• _WHAT NEEDS TO BE DONE_
Which lines include the word "parents"? Copy each of them.

• _LISTED ENTRIES_
>> start
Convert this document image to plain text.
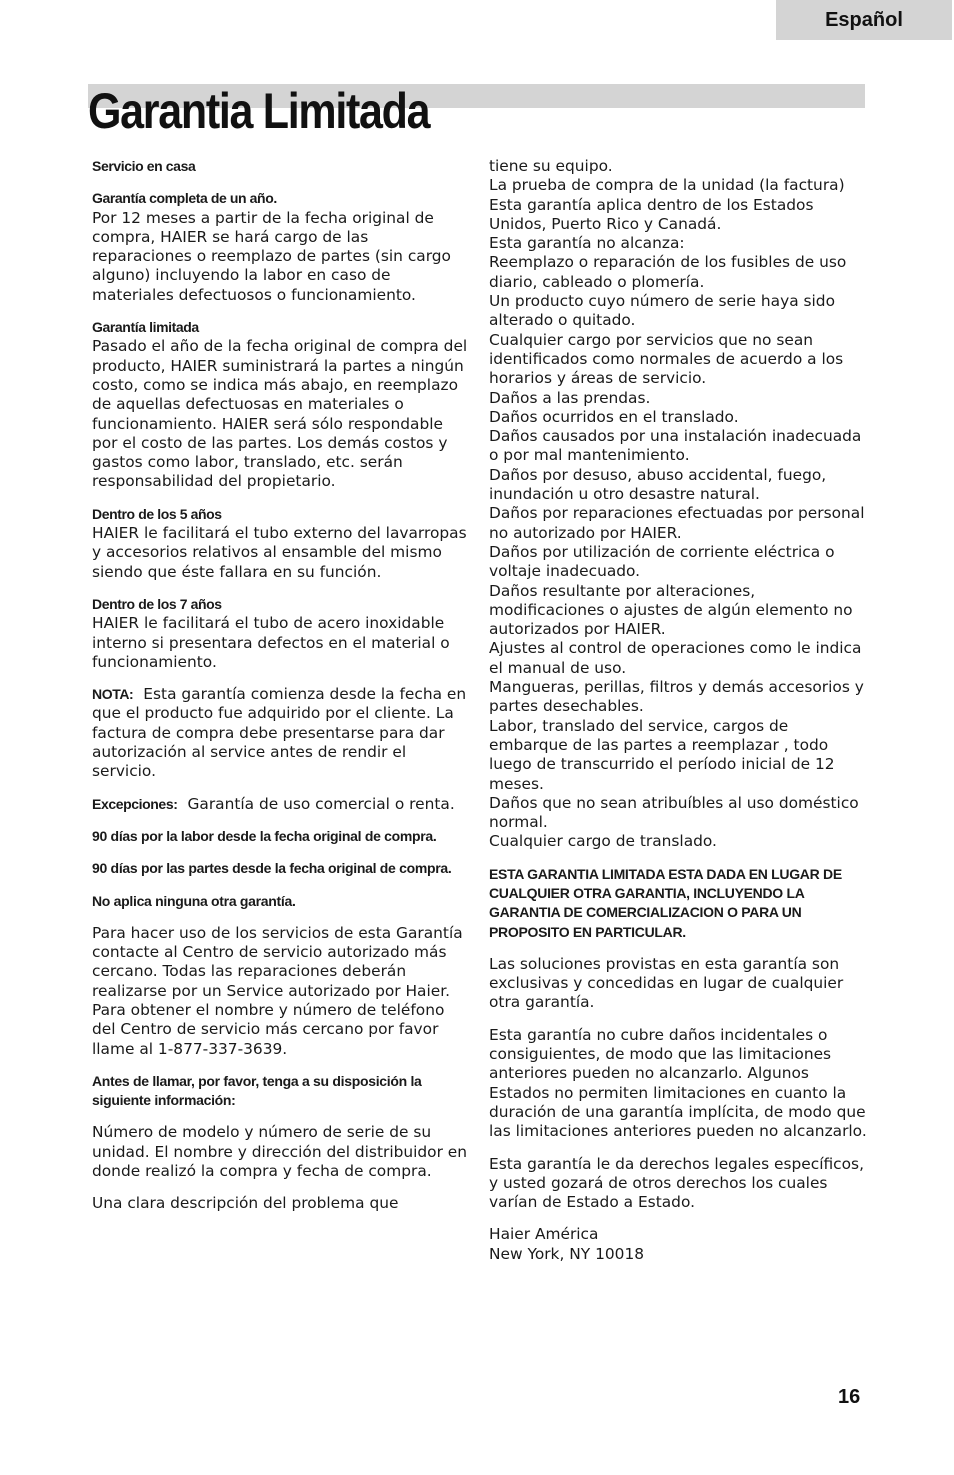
Español
Garantia Limitada

Servicio en casa

Garantía completa de un año.
Por 12 meses a partir de la fecha original de compra, HAIER se hará cargo de las reparaciones o reemplazo de partes (sin cargo alguno) incluyendo la labor en caso de materiales defectuosos o funcionamiento.

Garantía limitada
Pasado el año de la fecha original de compra del producto, HAIER suministrará la partes a ningún costo, como se indica más abajo, en reemplazo de aquellas defectuosas en materiales o funcionamiento. HAIER será sólo respondable por el costo de las partes. Los demás costos y gastos como labor, translado, etc. serán responsabilidad del propietario.

Dentro de los 5 años
HAIER le facilitará el tubo externo del lavarropas y accesorios relativos al ensamble del mismo siendo que éste fallara en su función.

Dentro de los 7 años
HAIER le facilitará el tubo de acero inoxidable interno si presentara defectos en el material o funcionamiento.

NOTA: Esta garantía comienza desde la fecha en que el producto fue adquirido por el cliente. La factura de compra debe presentarse para dar autorización al service antes de rendir el servicio.

Excepciones: Garantía de uso comercial o renta.

90 días por la labor desde la fecha original de compra.

90 días por las partes desde la fecha original de compra.

No aplica ninguna otra garantía.

Para hacer uso de los servicios de esta Garantía contacte al Centro de servicio autorizado más cercano. Todas las reparaciones deberán realizarse por un Service autorizado por Haier. Para obtener el nombre y número de teléfono del Centro de servicio más cercano por favor llame al 1-877-337-3639.

Antes de llamar, por favor, tenga a su disposición la siguiente información:

Número de modelo y número de serie de su unidad. El nombre y dirección del distribuidor en donde realizó la compra y fecha de compra.

Una clara descripción del problema que

tiene su equipo.
La prueba de compra de la unidad (la factura)
Esta garantía aplica dentro de los Estados Unidos, Puerto Rico y Canadá.
Esta garantía no alcanza:
Reemplazo o reparación de los fusibles de uso diario, cableado o plomería.
Un producto cuyo número de serie haya sido alterado o quitado.
Cualquier cargo por servicios que no sean identificados como normales de acuerdo a los horarios y áreas de servicio.
Daños a las prendas.
Daños ocurridos en el translado.
Daños causados por una instalación inadecuada o por mal mantenimiento.
Daños por desuso, abuso accidental, fuego, inundación u otro desastre natural.
Daños por reparaciones efectuadas por personal no autorizado por HAIER.
Daños por utilización de corriente eléctrica o voltaje inadecuado.
Daños resultante por alteraciones, modificaciones o ajustes de algún elemento no autorizados por HAIER.
Ajustes al control de operaciones como le indica el manual de uso.
Mangueras, perillas, filtros y demás accesorios y partes desechables.
Labor, translado del service, cargos de embarque de las partes a reemplazar , todo luego de transcurrido el período inicial de 12 meses.
Daños que no sean atribuíbles al uso doméstico normal.
Cualquier cargo de translado.

ESTA GARANTIA LIMITADA ESTA DADA EN LUGAR DE CUALQUIER OTRA GARANTIA, INCLUYENDO LA GARANTIA DE COMERCIALIZACION O PARA UN PROPOSITO EN PARTICULAR.

Las soluciones provistas en esta garantía son exclusivas y concedidas en lugar de cualquier otra garantía.

Esta garantía no cubre daños incidentales o consiguientes, de modo que las limitaciones anteriores pueden no alcanzarlo. Algunos Estados no permiten limitaciones en cuanto la duración de una garantía implícita, de modo que las limitaciones anteriores pueden no alcanzarlo.

Esta garantía le da derechos legales específicos, y usted gozará de otros derechos los cuales varían de Estado a Estado.

Haier América
New York, NY 10018

16
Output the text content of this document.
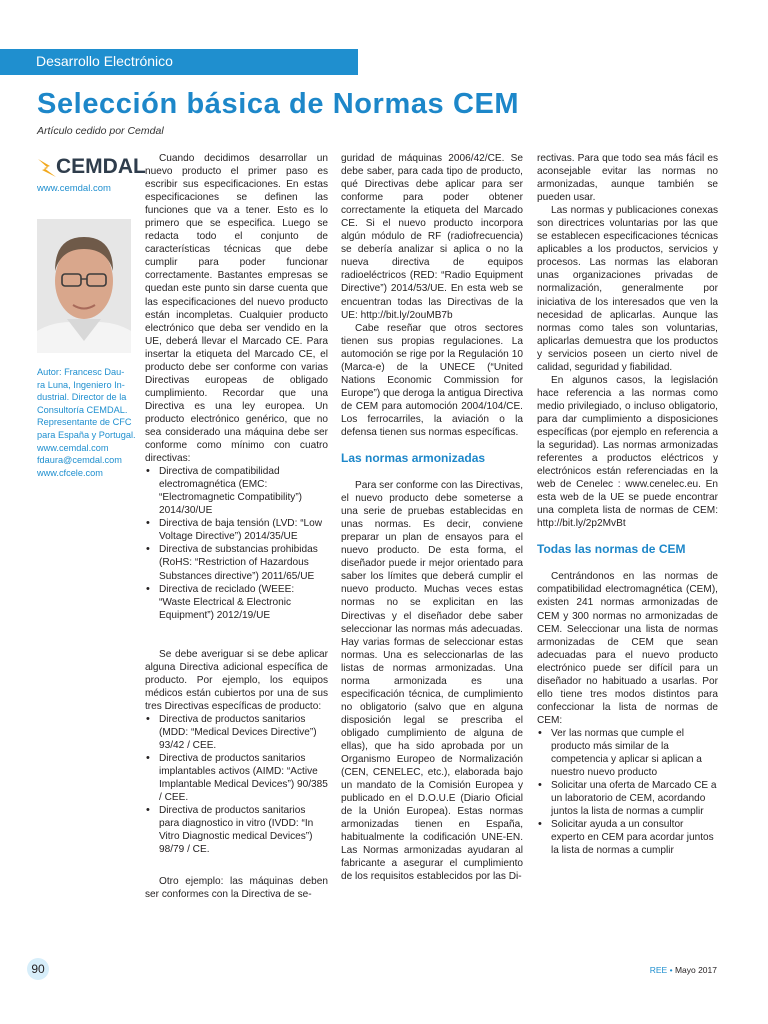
Desarrollo Electrónico
Selección básica de Normas CEM
Artículo cedido por Cemdal
CEMDAL
www.cemdal.com
Autor: Francesc Dau-
ra Luna, Ingeniero In-
dustrial. Director de la
Consultoría CEMDAL.
Representante de CFC
para España y Portugal.
www.cemdal.com
fdaura@cemdal.com
www.cfcele.com

Cuando decidimos desarrollar un nuevo producto el primer paso es escribir sus especificaciones. En estas especificaciones se definen las funciones que va a tener. Esto es lo primero que se especifica. Luego se redacta todo el conjunto de características técnicas que debe cumplir para poder funcionar correctamente. Bastantes empresas se quedan este punto sin darse cuenta que las especificaciones del nuevo producto están incompletas. Cualquier producto electrónico que deba ser vendido en la UE, deberá llevar el Marcado CE. Para insertar la etiqueta del Marcado CE, el producto debe ser conforme con varias Directivas europeas de obligado cumplimiento. Recordar que una Directiva es una ley europea. Un producto electrónico genérico, que no sea considerado una máquina debe ser conforme como mínimo con cuatro directivas:

• Directiva de compatibilidad electromagnética (EMC: “Electromagnetic Compatibility”) 2014/30/UE
• Directiva de baja tensión (LVD: “Low Voltage Directive”) 2014/35/UE
• Directiva de substancias prohibidas (RoHS: “Restriction of Hazardous Substances directive”) 2011/65/UE
• Directiva de reciclado (WEEE: “Waste Electrical & Electronic Equipment”) 2012/19/UE

Se debe averiguar si se debe aplicar alguna Directiva adicional específica de producto. Por ejemplo, los equipos médicos están cubiertos por una de sus tres Directivas específicas de producto:

• Directiva de productos sanitarios (MDD: “Medical Devices Directive”) 93/42 / CEE.
• Directiva de productos sanitarios implantables activos (AIMD: “Active Implantable Medical Devices”) 90/385 / CEE.
• Directiva de productos sanitarios para diagnostico in vitro (IVDD: “In Vitro Diagnostic medical Devices”) 98/79 / CE.

Otro ejemplo: las máquinas deben ser conformes con la Directiva de se-

guridad de máquinas 2006/42/CE. Se debe saber, para cada tipo de producto, qué Directivas debe aplicar para ser conforme para poder obtener correctamente la etiqueta del Marcado CE. Si el nuevo producto incorpora algún módulo de RF (radiofrecuencia) se debería analizar si aplica o no la nueva directiva de equipos radioeléctricos (RED: “Radio Equipment Directive”) 2014/53/UE. En esta web se encuentran todas las Directivas de la UE: http://bit.ly/2ouMB7b

Cabe reseñar que otros sectores tienen sus propias regulaciones. La automoción se rige por la Regulación 10 (Marca-e) de la UNECE (“United Nations Economic Commission for Europe”) que deroga la antigua Directiva de CEM para automoción 2004/104/CE. Los ferrocarriles, la aviación o la defensa tienen sus normas específicas.

Las normas armonizadas

Para ser conforme con las Directivas, el nuevo producto debe someterse a una serie de pruebas establecidas en unas normas. Es decir, conviene preparar un plan de ensayos para el nuevo producto. De esta forma, el diseñador puede ir mejor orientado para saber los límites que deberá cumplir el nuevo producto. Muchas veces estas normas no se explicitan en las Directivas y el diseñador debe saber seleccionar las normas más adecuadas. Hay varias formas de seleccionar estas normas. Una es seleccionarlas de las listas de normas armonizadas. Una norma armonizada es una especificación técnica, de cumplimiento no obligatorio (salvo que en alguna disposición legal se prescriba el obligado cumplimiento de alguna de ellas), que ha sido aprobada por un Organismo Europeo de Normalización (CEN, CENELEC, etc.), elaborada bajo un mandato de la Comisión Europea y publicado en el D.O.U.E (Diario Oficial de la Unión Europea). Estas normas armonizadas tienen en España, habitualmente la codificación UNE-EN. Las Normas armonizadas ayudaran al fabricante a asegurar el cumplimiento de los requisitos establecidos por las Di-

rectivas. Para que todo sea más fácil es aconsejable evitar las normas no armonizadas, aunque también se pueden usar.

Las normas y publicaciones conexas son directrices voluntarias por las que se establecen especificaciones técnicas aplicables a los productos, servicios y procesos. Las normas las elaboran unas organizaciones privadas de normalización, generalmente por iniciativa de los interesados que ven la necesidad de aplicarlas. Aunque las normas como tales son voluntarias, aplicarlas demuestra que los productos y servicios poseen un cierto nivel de calidad, seguridad y fiabilidad.

En algunos casos, la legislación hace referencia a las normas como medio privilegiado, o incluso obligatorio, para dar cumplimiento a disposiciones específicas (por ejemplo en referencia a la seguridad). Las normas armonizadas referentes a productos eléctricos y electrónicos están referenciadas en la web de Cenelec : www.cenelec.eu. En esta web de la UE se puede encontrar una completa lista de normas de CEM: http://bit.ly/2p2MvBt

Todas las normas de CEM

Centrándonos en las normas de compatibilidad electromagnética (CEM), existen 241 normas armonizadas de CEM y 300 normas no armonizadas de CEM. Seleccionar una lista de normas armonizadas de CEM que sean adecuadas para el nuevo producto electrónico puede ser difícil para un diseñador no habituado a usarlas. Por ello tiene tres modos distintos para confeccionar la lista de normas de CEM:

• Ver las normas que cumple el producto más similar de la competencia y aplicar si aplican a nuestro nuevo producto
• Solicitar una oferta de Marcado CE a un laboratorio de CEM, acordando juntos la lista de normas a cumplir
• Solicitar ayuda a un consultor experto en CEM para acordar juntos la lista de normas a cumplir
90	REE • Mayo 2017
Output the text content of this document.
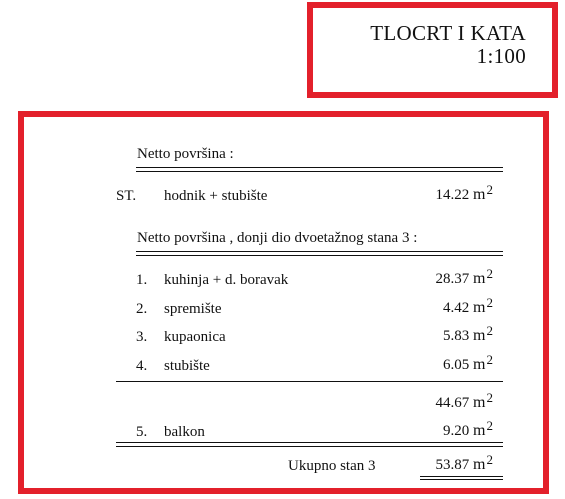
TLOCRT I KATA
1:100
Netto površina :
ST. hodnik + stubište	14.22 $m^2$
Netto površina , donji dio dvoetažnog stana 3 :
1. kuhinja + d. boravak	28.37 $m^2$
2. spremište	4.42 $m^2$
3. kupaonica	5.83 $m^2$
4. stubište	6.05 $m^2$
44.67 $m^2$
5. balkon	9.20 $m^2$
Ukupno stan 3	53.87 $m^2$
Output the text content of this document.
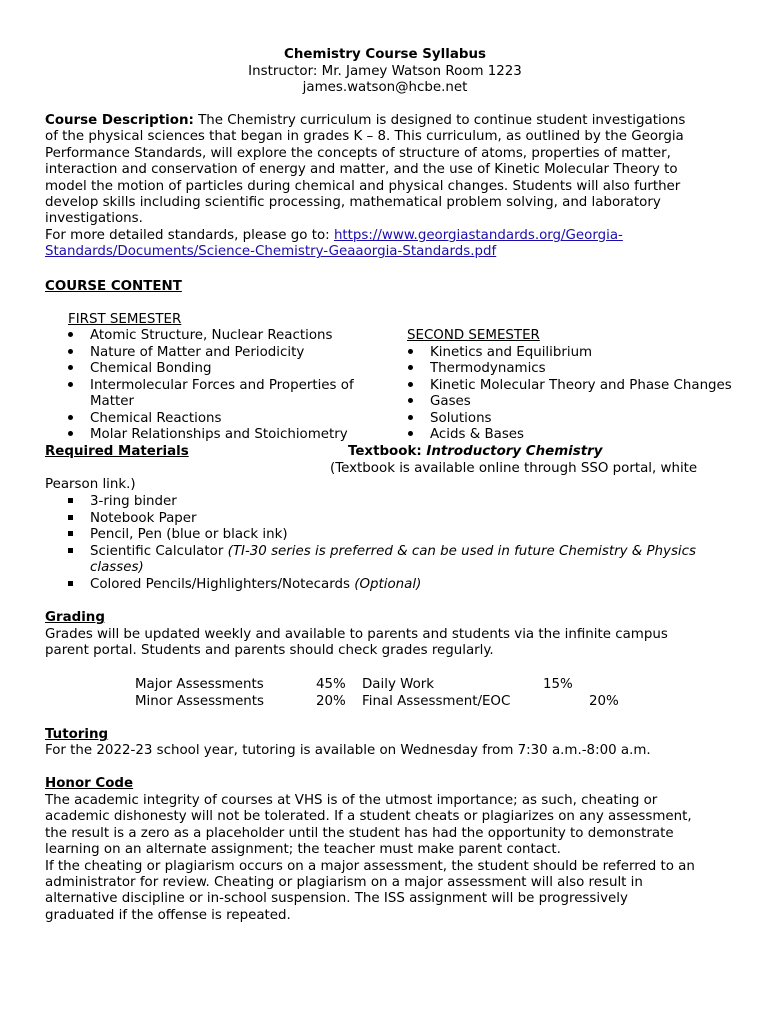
Chemistry Course Syllabus
Instructor: Mr. Jamey Watson Room 1223
james.watson@hcbe.net
Course Description: The Chemistry curriculum is designed to continue student investigations
of the physical sciences that began in grades K – 8. This curriculum, as outlined by the Georgia
Performance Standards, will explore the concepts of structure of atoms, properties of matter,
interaction and conservation of energy and matter, and the use of Kinetic Molecular Theory to
model the motion of particles during chemical and physical changes. Students will also further
develop skills including scientific processing, mathematical problem solving, and laboratory
investigations.
For more detailed standards, please go to: https://www.georgiastandards.org/Georgia-
Standards/Documents/Science-Chemistry-Geaaorgia-Standards.pdf
COURSE CONTENT
FIRST SEMESTER
Atomic Structure, Nuclear Reactions
Nature of Matter and Periodicity
Chemical Bonding
Intermolecular Forces and Properties of
Matter
Chemical Reactions
Molar Relationships and Stoichiometry
SECOND SEMESTER
Kinetics and Equilibrium
Thermodynamics
Kinetic Molecular Theory and Phase Changes
Gases
Solutions
Acids & Bases
Required Materials	Textbook: Introductory Chemistry
(Textbook is available online through SSO portal, white
Pearson link.)
3-ring binder
Notebook Paper
Pencil, Pen (blue or black ink)
Scientific Calculator (TI-30 series is preferred & can be used in future Chemistry & Physics
classes)
Colored Pencils/Highlighters/Notecards (Optional)
Grading
Grades will be updated weekly and available to parents and students via the infinite campus
parent portal. Students and parents should check grades regularly.
Major Assessments	45% Daily Work	15%
Minor Assessments	20% Final Assessment/EOC	20%
Tutoring
For the 2022-23 school year, tutoring is available on Wednesday from 7:30 a.m.-8:00 a.m.
Honor Code
The academic integrity of courses at VHS is of the utmost importance; as such, cheating or
academic dishonesty will not be tolerated. If a student cheats or plagiarizes on any assessment,
the result is a zero as a placeholder until the student has had the opportunity to demonstrate
learning on an alternate assignment; the teacher must make parent contact.
If the cheating or plagiarism occurs on a major assessment, the student should be referred to an
administrator for review. Cheating or plagiarism on a major assessment will also result in
alternative discipline or in-school suspension. The ISS assignment will be progressively
graduated if the offense is repeated.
>> end
• _RESULT FOR THIS EXERCISE_
Grades will be updated weekly and available to parents and students via the infinite campus
parent portal. Students and parents should check grades regularly.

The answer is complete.